• [WORK REQUIRED]:
Write out the data below in full, unchanged, minus the images.

___ RECORDS

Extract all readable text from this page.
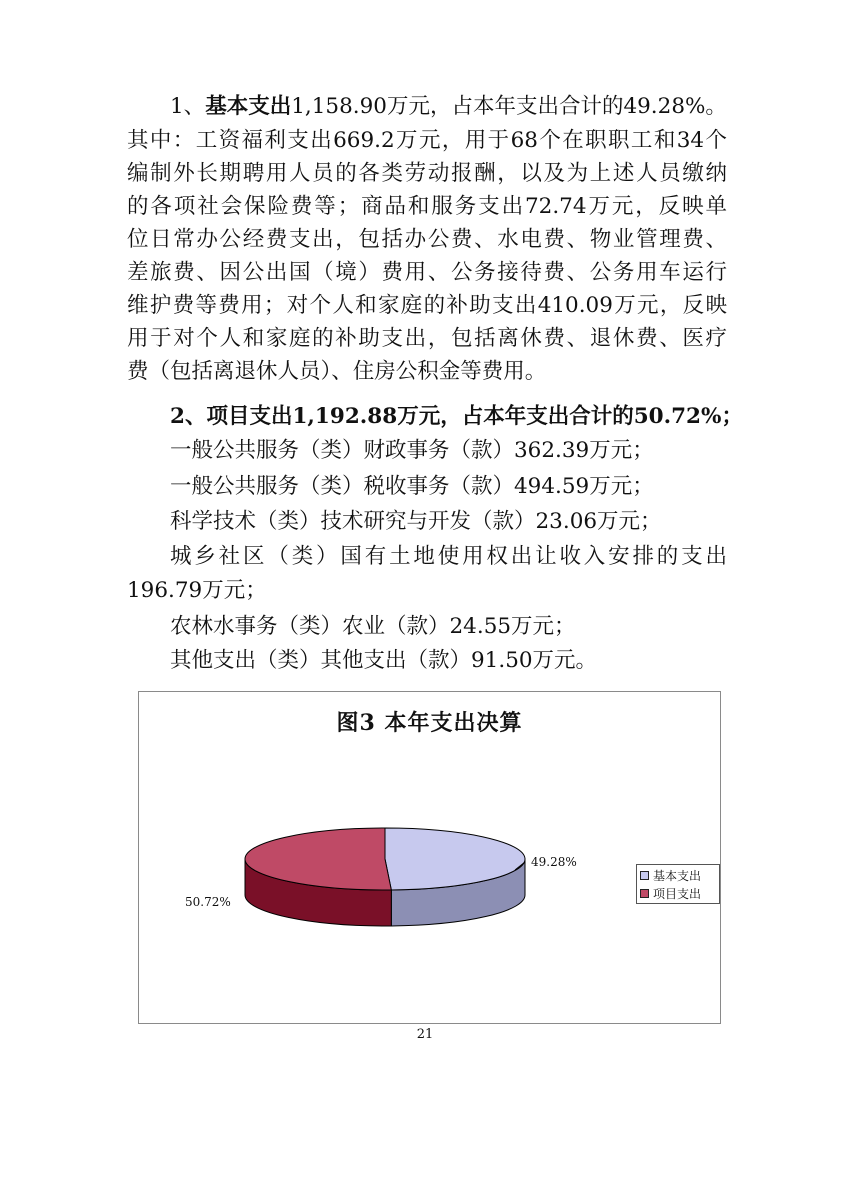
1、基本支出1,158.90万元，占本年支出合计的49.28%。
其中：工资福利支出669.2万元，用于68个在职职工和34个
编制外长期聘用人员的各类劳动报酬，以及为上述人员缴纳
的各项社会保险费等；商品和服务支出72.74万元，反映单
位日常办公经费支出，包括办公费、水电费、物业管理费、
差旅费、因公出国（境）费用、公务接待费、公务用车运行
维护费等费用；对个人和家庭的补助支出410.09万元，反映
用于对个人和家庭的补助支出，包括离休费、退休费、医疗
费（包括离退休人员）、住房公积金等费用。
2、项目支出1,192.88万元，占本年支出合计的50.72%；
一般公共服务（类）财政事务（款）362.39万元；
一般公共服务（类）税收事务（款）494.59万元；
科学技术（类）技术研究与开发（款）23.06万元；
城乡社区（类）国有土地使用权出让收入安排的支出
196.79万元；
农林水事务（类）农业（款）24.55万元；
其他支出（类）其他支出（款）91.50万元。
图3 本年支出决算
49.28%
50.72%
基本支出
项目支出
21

______

• [PROBLEM SOLUTION]:
Extract all readable text from this page.
1、基本支出1,158.90万元，占本年支出合计的49.28%。
其中：工资福利支出669.2万元，用于68个在职职工和34个
编制外长期聘用人员的各类劳动报酬，以及为上述人员缴纳
的各项社会保险费等；商品和服务支出72.74万元，反映单
位日常办公经费支出，包括办公费、水电费、物业管理费、
差旅费、因公出国（境）费用、公务接待费、公务用车运行
维护费等费用；对个人和家庭的补助支出410.09万元，反映
用于对个人和家庭的补助支出，包括离休费、退休费、医疗
费（包括离退休人员）、住房公积金等费用。
2、项目支出1,192.88万元，占本年支出合计的50.72%；
一般公共服务（类）财政事务（款）362.39万元；
一般公共服务（类）税收事务（款）494.59万元；
科学技术（类）技术研究与开发（款）23.06万元；
城乡社区（类）国有土地使用权出让收入安排的支出
196.79万元；
农林水事务（类）农业（款）24.55万元；
其他支出（类）其他支出（款）91.50万元。
图3 本年支出决算
49.28%
50.72%
基本支出
项目支出
21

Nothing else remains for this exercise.